▸ **TASK STATEMENT**
Take the material and output all of it exactly.

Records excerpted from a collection
┌────────

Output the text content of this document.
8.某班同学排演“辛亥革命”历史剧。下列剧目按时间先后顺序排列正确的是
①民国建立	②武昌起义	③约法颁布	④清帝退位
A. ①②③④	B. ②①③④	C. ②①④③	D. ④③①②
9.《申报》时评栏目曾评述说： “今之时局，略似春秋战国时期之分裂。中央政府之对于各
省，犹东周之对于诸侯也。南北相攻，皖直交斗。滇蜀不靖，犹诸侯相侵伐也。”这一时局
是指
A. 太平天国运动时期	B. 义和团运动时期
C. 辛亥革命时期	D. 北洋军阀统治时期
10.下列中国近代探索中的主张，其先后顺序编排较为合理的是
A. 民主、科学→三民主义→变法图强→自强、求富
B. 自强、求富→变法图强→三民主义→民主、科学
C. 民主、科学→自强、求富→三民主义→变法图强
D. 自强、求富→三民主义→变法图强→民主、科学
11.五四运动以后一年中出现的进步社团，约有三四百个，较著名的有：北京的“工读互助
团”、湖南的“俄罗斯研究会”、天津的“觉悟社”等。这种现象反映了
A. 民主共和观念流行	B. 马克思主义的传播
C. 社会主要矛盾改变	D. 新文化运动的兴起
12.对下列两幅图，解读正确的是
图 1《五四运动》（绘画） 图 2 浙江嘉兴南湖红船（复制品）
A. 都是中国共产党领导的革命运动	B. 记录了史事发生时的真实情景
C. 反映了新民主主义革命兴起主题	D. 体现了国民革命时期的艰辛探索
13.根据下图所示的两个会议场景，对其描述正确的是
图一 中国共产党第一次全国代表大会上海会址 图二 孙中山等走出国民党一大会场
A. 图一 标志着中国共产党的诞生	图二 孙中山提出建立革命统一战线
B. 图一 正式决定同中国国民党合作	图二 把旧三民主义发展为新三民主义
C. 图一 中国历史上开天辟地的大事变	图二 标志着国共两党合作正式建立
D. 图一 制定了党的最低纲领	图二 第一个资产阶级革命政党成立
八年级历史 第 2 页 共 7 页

└────────

▸ **COMPLETED EXERCISE**
Output the text content of this document.
8.某班同学排演“辛亥革命”历史剧。下列剧目按时间先后顺序排列正确的是
①民国建立	②武昌起义	③约法颁布	④清帝退位
A. ①②③④	B. ②①③④	C. ②①④③	D. ④③①②
9.《申报》时评栏目曾评述说： “今之时局，略似春秋战国时期之分裂。中央政府之对于各
省，犹东周之对于诸侯也。南北相攻，皖直交斗。滇蜀不靖，犹诸侯相侵伐也。”这一时局
是指
A. 太平天国运动时期	B. 义和团运动时期
C. 辛亥革命时期	D. 北洋军阀统治时期
10.下列中国近代探索中的主张，其先后顺序编排较为合理的是
A. 民主、科学→三民主义→变法图强→自强、求富
B. 自强、求富→变法图强→三民主义→民主、科学
C. 民主、科学→自强、求富→三民主义→变法图强
D. 自强、求富→三民主义→变法图强→民主、科学
11.五四运动以后一年中出现的进步社团，约有三四百个，较著名的有：北京的“工读互助
团”、湖南的“俄罗斯研究会”、天津的“觉悟社”等。这种现象反映了
A. 民主共和观念流行	B. 马克思主义的传播
C. 社会主要矛盾改变	D. 新文化运动的兴起
12.对下列两幅图，解读正确的是
图 1《五四运动》（绘画） 图 2 浙江嘉兴南湖红船（复制品）
A. 都是中国共产党领导的革命运动	B. 记录了史事发生时的真实情景
C. 反映了新民主主义革命兴起主题	D. 体现了国民革命时期的艰辛探索
13.根据下图所示的两个会议场景，对其描述正确的是
图一 中国共产党第一次全国代表大会上海会址 图二 孙中山等走出国民党一大会场
A. 图一 标志着中国共产党的诞生	图二 孙中山提出建立革命统一战线
B. 图一 正式决定同中国国民党合作	图二 把旧三民主义发展为新三民主义
C. 图一 中国历史上开天辟地的大事变	图二 标志着国共两党合作正式建立
D. 图一 制定了党的最低纲领	图二 第一个资产阶级革命政党成立
八年级历史 第 2 页 共 7 页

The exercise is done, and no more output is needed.